Task description:
Output all of the data below exactly as given.

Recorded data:
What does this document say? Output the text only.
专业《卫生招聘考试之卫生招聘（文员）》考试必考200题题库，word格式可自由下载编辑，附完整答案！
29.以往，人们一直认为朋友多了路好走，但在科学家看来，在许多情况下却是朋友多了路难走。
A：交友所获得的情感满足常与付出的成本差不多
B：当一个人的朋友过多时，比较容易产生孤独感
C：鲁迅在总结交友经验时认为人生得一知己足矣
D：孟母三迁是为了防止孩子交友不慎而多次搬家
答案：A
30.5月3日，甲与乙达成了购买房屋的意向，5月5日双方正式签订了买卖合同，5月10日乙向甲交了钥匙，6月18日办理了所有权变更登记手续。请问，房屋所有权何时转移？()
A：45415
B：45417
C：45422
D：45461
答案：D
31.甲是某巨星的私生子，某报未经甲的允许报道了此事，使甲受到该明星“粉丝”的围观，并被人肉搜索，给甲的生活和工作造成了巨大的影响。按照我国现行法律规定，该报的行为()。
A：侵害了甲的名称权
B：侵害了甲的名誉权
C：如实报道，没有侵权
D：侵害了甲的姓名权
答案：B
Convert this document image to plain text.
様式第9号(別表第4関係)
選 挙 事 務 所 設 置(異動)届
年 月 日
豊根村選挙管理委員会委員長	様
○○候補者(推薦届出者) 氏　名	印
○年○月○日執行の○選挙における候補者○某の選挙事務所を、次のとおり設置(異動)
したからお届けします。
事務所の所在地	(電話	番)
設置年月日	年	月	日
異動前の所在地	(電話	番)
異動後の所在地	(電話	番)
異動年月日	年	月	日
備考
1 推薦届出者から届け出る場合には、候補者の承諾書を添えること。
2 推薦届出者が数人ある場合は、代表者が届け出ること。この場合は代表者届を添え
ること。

Exercise response:
What does this document say? Output the text only.
专业《卫生招聘考试之卫生招聘（文员）》考试必考200题题库，word格式可自由下载编辑，附完整答案！
29.以往，人们一直认为朋友多了路好走，但在科学家看来，在许多情况下却是朋友多了路难走。
A：交友所获得的情感满足常与付出的成本差不多
B：当一个人的朋友过多时，比较容易产生孤独感
C：鲁迅在总结交友经验时认为人生得一知己足矣
D：孟母三迁是为了防止孩子交友不慎而多次搬家
答案：A
30.5月3日，甲与乙达成了购买房屋的意向，5月5日双方正式签订了买卖合同，5月10日乙向甲交了钥匙，6月18日办理了所有权变更登记手续。请问，房屋所有权何时转移？()
A：45415
B：45417
C：45422
D：45461
答案：D
31.甲是某巨星的私生子，某报未经甲的允许报道了此事，使甲受到该明星“粉丝”的围观，并被人肉搜索，给甲的生活和工作造成了巨大的影响。按照我国现行法律规定，该报的行为()。
A：侵害了甲的名称权
B：侵害了甲的名誉权
C：如实报道，没有侵权
D：侵害了甲的姓名权
答案：B
Convert this document image to plain text.
様式第9号(別表第4関係)
選 挙 事 務 所 設 置(異動)届
年 月 日
豊根村選挙管理委員会委員長	様
○○候補者(推薦届出者) 氏　名	印
○年○月○日執行の○選挙における候補者○某の選挙事務所を、次のとおり設置(異動)
したからお届けします。
事務所の所在地	(電話	番)
設置年月日	年	月	日
異動前の所在地	(電話	番)
異動後の所在地	(電話	番)
異動年月日	年	月	日
備考
1 推薦届出者から届け出る場合には、候補者の承諾書を添えること。
2 推薦届出者が数人ある場合は、代表者が届け出ること。この場合は代表者届を添え
ること。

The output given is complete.